Stored records:
****
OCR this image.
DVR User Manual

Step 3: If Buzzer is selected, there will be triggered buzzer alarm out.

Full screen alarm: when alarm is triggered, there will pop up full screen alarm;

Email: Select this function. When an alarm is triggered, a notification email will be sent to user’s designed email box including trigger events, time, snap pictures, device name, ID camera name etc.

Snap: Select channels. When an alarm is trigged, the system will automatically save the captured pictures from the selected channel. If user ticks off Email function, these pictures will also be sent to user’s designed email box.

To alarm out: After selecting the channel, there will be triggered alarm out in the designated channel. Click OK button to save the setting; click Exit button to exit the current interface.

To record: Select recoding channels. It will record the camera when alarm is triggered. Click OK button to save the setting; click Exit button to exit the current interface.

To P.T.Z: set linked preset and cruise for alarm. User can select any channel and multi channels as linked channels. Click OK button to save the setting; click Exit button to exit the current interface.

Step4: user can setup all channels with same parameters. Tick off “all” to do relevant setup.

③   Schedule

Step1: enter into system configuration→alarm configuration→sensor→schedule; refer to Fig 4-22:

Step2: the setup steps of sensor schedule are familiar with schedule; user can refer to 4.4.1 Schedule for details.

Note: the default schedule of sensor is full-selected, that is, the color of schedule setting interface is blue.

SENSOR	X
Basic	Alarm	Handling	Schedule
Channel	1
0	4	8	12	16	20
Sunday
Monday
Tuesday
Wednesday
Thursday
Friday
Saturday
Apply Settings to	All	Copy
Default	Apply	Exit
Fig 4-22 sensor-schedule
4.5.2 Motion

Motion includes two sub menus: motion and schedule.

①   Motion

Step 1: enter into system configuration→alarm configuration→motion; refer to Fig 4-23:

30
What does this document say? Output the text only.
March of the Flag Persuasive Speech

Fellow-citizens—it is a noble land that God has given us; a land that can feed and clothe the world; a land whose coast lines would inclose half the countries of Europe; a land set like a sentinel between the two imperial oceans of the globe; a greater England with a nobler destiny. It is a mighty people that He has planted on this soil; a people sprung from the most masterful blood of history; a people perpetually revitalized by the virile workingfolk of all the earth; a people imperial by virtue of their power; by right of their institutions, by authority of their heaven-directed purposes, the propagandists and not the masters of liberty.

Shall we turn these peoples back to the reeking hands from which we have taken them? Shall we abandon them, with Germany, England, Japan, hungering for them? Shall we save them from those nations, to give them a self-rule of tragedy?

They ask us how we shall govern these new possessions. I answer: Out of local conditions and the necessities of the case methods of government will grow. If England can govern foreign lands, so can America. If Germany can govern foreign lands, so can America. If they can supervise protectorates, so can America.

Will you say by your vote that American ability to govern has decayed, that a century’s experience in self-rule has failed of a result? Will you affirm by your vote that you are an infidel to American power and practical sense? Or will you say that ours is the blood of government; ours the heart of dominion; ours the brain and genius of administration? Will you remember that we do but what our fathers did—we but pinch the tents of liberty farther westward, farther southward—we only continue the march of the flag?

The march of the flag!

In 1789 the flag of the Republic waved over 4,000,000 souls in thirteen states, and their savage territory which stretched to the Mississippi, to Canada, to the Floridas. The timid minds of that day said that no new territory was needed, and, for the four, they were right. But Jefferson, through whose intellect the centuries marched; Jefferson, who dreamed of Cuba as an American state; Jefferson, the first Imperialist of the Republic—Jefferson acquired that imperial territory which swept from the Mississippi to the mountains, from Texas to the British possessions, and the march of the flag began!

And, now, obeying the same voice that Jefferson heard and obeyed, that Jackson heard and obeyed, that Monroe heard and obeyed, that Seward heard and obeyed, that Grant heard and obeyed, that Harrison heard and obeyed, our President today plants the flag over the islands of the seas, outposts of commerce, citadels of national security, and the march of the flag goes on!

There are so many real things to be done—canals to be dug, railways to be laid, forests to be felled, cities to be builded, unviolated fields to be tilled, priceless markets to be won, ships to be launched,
****
#### [Problem statement]
From the listing above, collect every line that mentions the word "triggered".

#### [Solved exercise]
Step 3: If Buzzer is selected, there will be triggered buzzer alarm out.
Full screen alarm: when alarm is triggered, there will pop up full screen alarm;
Email: Select this function. When an alarm is triggered, a notification email will be sent to user’s designed email box including trigger events, time, snap pictures, device name, ID camera name etc.
To alarm out: After selecting the channel, there will be triggered alarm out in the designated channel. Click OK button to save the setting; click Exit button to exit the current interface.
To record: Select recoding channels. It will record the camera when alarm is triggered. Click OK button to save the setting; click Exit button to exit the current interface.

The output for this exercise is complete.